§ **What you should do**
Return all lines where the word "охотничьего" can be found.

§ **Extracted data**
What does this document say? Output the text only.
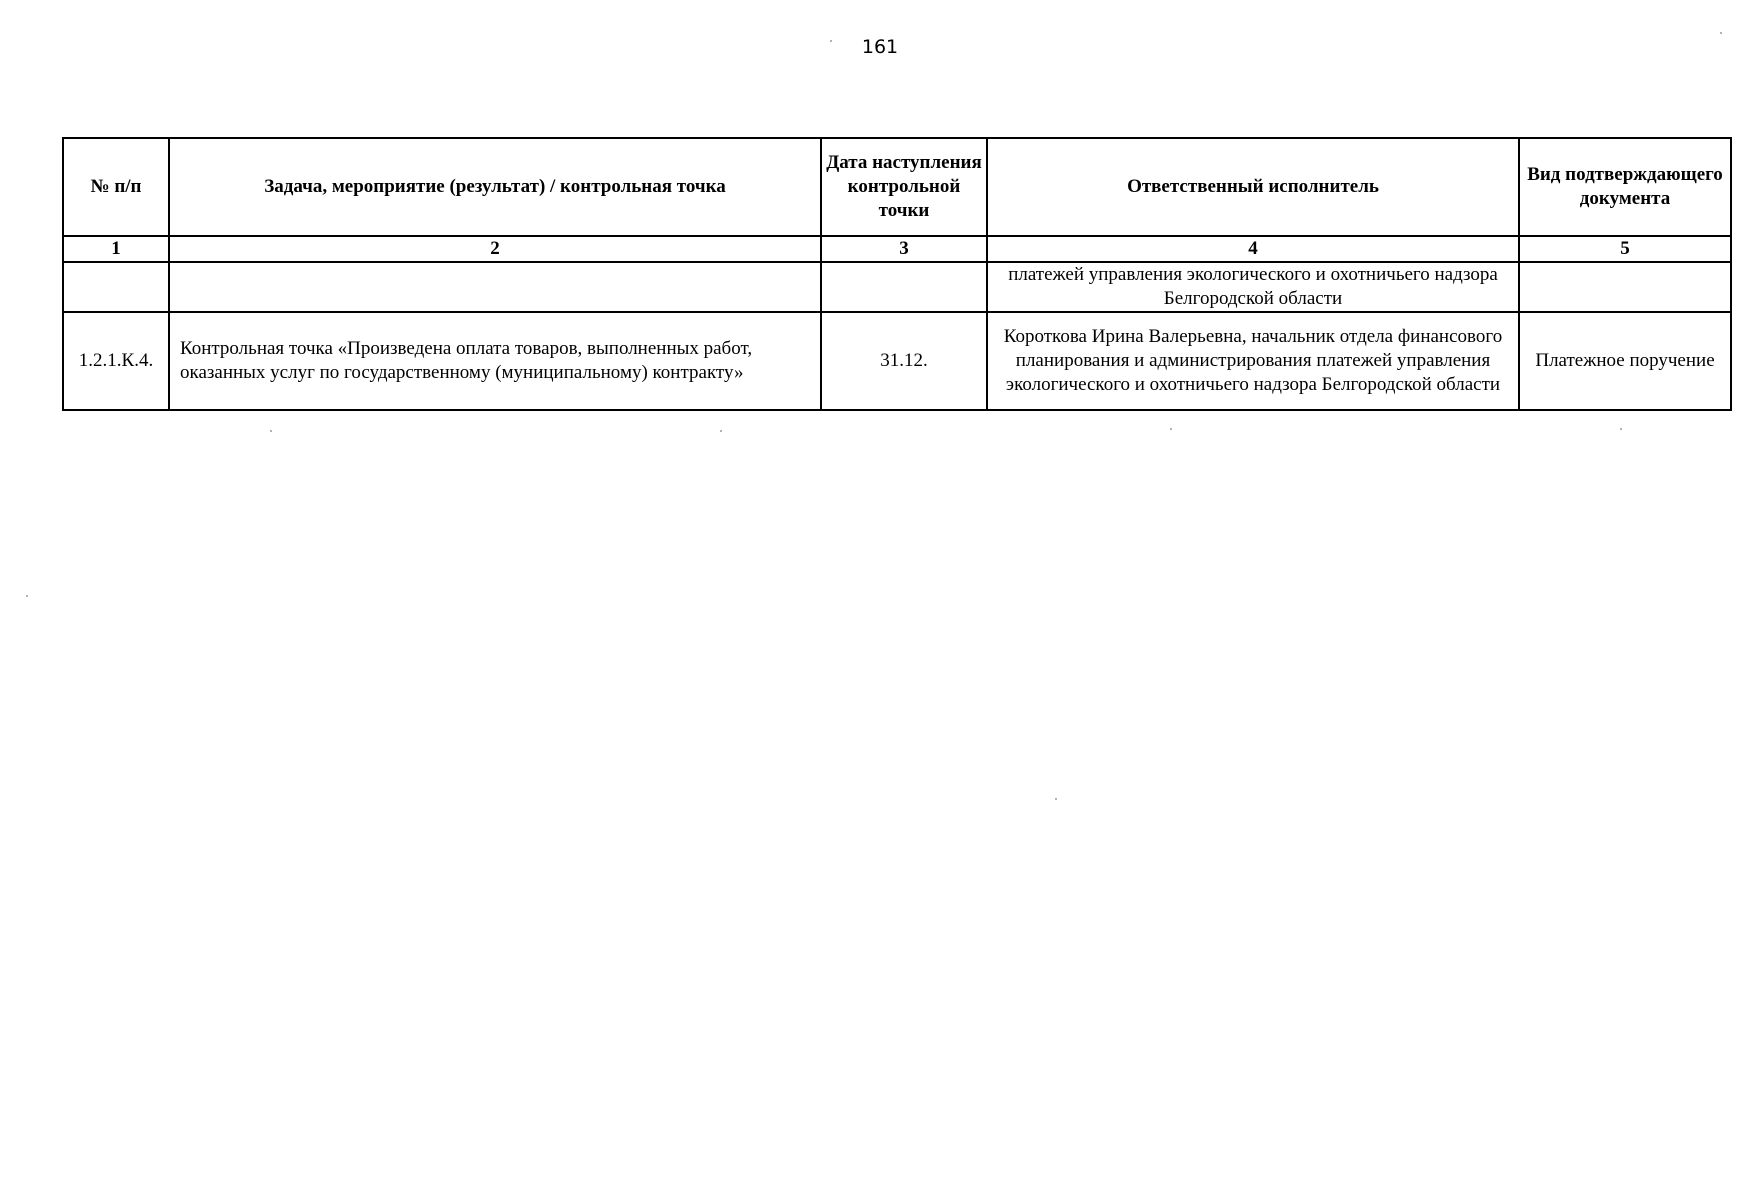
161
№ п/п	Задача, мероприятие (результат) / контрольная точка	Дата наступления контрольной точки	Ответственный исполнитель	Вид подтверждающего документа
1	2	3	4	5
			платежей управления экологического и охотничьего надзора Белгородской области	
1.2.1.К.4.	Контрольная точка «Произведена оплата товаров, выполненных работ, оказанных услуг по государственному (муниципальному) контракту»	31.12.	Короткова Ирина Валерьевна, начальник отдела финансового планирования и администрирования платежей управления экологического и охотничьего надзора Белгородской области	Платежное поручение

§ **Full output**
			платежей управления экологического и охотничьего надзора Белгородской области	
1.2.1.К.4.	Контрольная точка «Произведена оплата товаров, выполненных работ, оказанных услуг по государственному (муниципальному) контракту»	31.12.	Короткова Ирина Валерьевна, начальник отдела финансового планирования и администрирования платежей управления экологического и охотничьего надзора Белгородской области	Платежное поручение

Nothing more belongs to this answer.